■ **TASK TO COMPLETE**: Please print all of the material below, word for word.

■ **Stored data**:
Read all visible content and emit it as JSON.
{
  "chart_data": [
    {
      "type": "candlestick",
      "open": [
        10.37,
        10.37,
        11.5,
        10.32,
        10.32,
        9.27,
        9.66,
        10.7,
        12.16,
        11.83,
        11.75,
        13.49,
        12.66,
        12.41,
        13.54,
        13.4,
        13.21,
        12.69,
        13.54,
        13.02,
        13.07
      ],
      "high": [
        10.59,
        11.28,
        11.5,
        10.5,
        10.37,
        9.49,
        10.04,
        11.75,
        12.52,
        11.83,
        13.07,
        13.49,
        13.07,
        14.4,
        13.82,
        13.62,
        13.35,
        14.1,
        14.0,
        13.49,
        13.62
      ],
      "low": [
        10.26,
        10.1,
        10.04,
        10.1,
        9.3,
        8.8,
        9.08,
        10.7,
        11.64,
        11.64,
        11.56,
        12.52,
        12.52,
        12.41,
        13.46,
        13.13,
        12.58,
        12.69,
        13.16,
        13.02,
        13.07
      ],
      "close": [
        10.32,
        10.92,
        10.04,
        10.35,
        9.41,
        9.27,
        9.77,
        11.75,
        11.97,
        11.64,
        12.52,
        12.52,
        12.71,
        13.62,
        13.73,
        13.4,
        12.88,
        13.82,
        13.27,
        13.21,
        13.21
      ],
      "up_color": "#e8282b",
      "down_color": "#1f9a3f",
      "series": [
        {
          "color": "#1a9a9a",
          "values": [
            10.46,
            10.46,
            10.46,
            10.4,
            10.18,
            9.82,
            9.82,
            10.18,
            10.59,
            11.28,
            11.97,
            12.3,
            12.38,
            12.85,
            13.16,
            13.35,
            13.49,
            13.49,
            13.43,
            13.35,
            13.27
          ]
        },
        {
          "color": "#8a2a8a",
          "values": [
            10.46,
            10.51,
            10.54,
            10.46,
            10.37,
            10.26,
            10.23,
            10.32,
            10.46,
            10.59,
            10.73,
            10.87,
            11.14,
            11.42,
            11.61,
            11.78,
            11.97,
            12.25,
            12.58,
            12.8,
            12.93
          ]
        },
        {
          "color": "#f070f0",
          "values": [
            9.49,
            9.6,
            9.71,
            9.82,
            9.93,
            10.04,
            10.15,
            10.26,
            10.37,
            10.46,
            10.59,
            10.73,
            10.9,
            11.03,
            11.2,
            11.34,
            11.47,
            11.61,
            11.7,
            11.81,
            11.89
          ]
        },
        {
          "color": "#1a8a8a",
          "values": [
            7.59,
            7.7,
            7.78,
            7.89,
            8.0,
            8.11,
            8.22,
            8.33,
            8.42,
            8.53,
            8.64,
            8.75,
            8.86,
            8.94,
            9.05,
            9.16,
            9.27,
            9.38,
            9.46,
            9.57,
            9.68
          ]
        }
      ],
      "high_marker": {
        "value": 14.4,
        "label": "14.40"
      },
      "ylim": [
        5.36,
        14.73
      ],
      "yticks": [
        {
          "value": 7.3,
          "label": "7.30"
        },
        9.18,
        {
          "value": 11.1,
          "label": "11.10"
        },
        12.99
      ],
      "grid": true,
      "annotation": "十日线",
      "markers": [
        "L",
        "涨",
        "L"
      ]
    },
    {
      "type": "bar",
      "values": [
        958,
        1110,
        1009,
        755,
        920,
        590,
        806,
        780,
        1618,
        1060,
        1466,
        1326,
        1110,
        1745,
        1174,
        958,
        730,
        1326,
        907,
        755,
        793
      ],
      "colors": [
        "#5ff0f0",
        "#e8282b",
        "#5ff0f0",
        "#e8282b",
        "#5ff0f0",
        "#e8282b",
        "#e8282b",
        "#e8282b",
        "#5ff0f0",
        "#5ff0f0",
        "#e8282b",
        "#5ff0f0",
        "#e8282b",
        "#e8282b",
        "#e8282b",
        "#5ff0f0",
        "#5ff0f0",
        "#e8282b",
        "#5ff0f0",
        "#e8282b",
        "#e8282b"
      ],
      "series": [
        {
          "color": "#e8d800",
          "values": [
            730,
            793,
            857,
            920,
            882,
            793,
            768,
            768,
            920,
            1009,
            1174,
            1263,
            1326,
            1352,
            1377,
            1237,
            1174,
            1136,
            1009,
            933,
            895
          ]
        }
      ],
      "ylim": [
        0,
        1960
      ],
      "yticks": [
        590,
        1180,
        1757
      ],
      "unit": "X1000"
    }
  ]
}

■ **RESPONSE TO THE EXERCISE**:
Read all visible content and emit it as JSON.
{
  "chart_data": [
    {
      "type": "candlestick",
      "open": [
        10.37,
        10.37,
        11.5,
        10.32,
        10.32,
        9.27,
        9.66,
        10.7,
        12.16,
        11.83,
        11.75,
        13.49,
        12.66,
        12.41,
        13.54,
        13.4,
        13.21,
        12.69,
        13.54,
        13.02,
        13.07
      ],
      "high": [
        10.59,
        11.28,
        11.5,
        10.5,
        10.37,
        9.49,
        10.04,
        11.75,
        12.52,
        11.83,
        13.07,
        13.49,
        13.07,
        14.4,
        13.82,
        13.62,
        13.35,
        14.1,
        14.0,
        13.49,
        13.62
      ],
      "low": [
        10.26,
        10.1,
        10.04,
        10.1,
        9.3,
        8.8,
        9.08,
        10.7,
        11.64,
        11.64,
        11.56,
        12.52,
        12.52,
        12.41,
        13.46,
        13.13,
        12.58,
        12.69,
        13.16,
        13.02,
        13.07
      ],
      "close": [
        10.32,
        10.92,
        10.04,
        10.35,
        9.41,
        9.27,
        9.77,
        11.75,
        11.97,
        11.64,
        12.52,
        12.52,
        12.71,
        13.62,
        13.73,
        13.4,
        12.88,
        13.82,
        13.27,
        13.21,
        13.21
      ],
      "up_color": "#e8282b",
      "down_color": "#1f9a3f",
      "series": [
        {
          "color": "#1a9a9a",
          "values": [
            10.46,
            10.46,
            10.46,
            10.4,
            10.18,
            9.82,
            9.82,
            10.18,
            10.59,
            11.28,
            11.97,
            12.3,
            12.38,
            12.85,
            13.16,
            13.35,
            13.49,
            13.49,
            13.43,
            13.35,
            13.27
          ]
        },
        {
          "color": "#8a2a8a",
          "values": [
            10.46,
            10.51,
            10.54,
            10.46,
            10.37,
            10.26,
            10.23,
            10.32,
            10.46,
            10.59,
            10.73,
            10.87,
            11.14,
            11.42,
            11.61,
            11.78,
            11.97,
            12.25,
            12.58,
            12.8,
            12.93
          ]
        },
        {
          "color": "#f070f0",
          "values": [
            9.49,
            9.6,
            9.71,
            9.82,
            9.93,
            10.04,
            10.15,
            10.26,
            10.37,
            10.46,
            10.59,
            10.73,
            10.9,
            11.03,
            11.2,
            11.34,
            11.47,
            11.61,
            11.7,
            11.81,
            11.89
          ]
        },
        {
          "color": "#1a8a8a",
          "values": [
            7.59,
            7.7,
            7.78,
            7.89,
            8.0,
            8.11,
            8.22,
            8.33,
            8.42,
            8.53,
            8.64,
            8.75,
            8.86,
            8.94,
            9.05,
            9.16,
            9.27,
            9.38,
            9.46,
            9.57,
            9.68
          ]
        }
      ],
      "high_marker": {
        "value": 14.4,
        "label": "14.40"
      },
      "ylim": [
        5.36,
        14.73
      ],
      "yticks": [
        {
          "value": 7.3,
          "label": "7.30"
        },
        9.18,
        {
          "value": 11.1,
          "label": "11.10"
        },
        12.99
      ],
      "grid": true,
      "annotation": "十日线",
      "markers": [
        "L",
        "涨",
        "L"
      ]
    },
    {
      "type": "bar",
      "values": [
        958,
        1110,
        1009,
        755,
        920,
        590,
        806,
        780,
        1618,
        1060,
        1466,
        1326,
        1110,
        1745,
        1174,
        958,
        730,
        1326,
        907,
        755,
        793
      ],
      "colors": [
        "#5ff0f0",
        "#e8282b",
        "#5ff0f0",
        "#e8282b",
        "#5ff0f0",
        "#e8282b",
        "#e8282b",
        "#e8282b",
        "#5ff0f0",
        "#5ff0f0",
        "#e8282b",
        "#5ff0f0",
        "#e8282b",
        "#e8282b",
        "#e8282b",
        "#5ff0f0",
        "#5ff0f0",
        "#e8282b",
        "#5ff0f0",
        "#e8282b",
        "#e8282b"
      ],
      "series": [
        {
          "color": "#e8d800",
          "values": [
            730,
            793,
            857,
            920,
            882,
            793,
            768,
            768,
            920,
            1009,
            1174,
            1263,
            1326,
            1352,
            1377,
            1237,
            1174,
            1136,
            1009,
            933,
            895
          ]
        }
      ],
      "ylim": [
        0,
        1960
      ],
      "yticks": [
        590,
        1180,
        1757
      ],
      "unit": "X1000"
    }
  ]
}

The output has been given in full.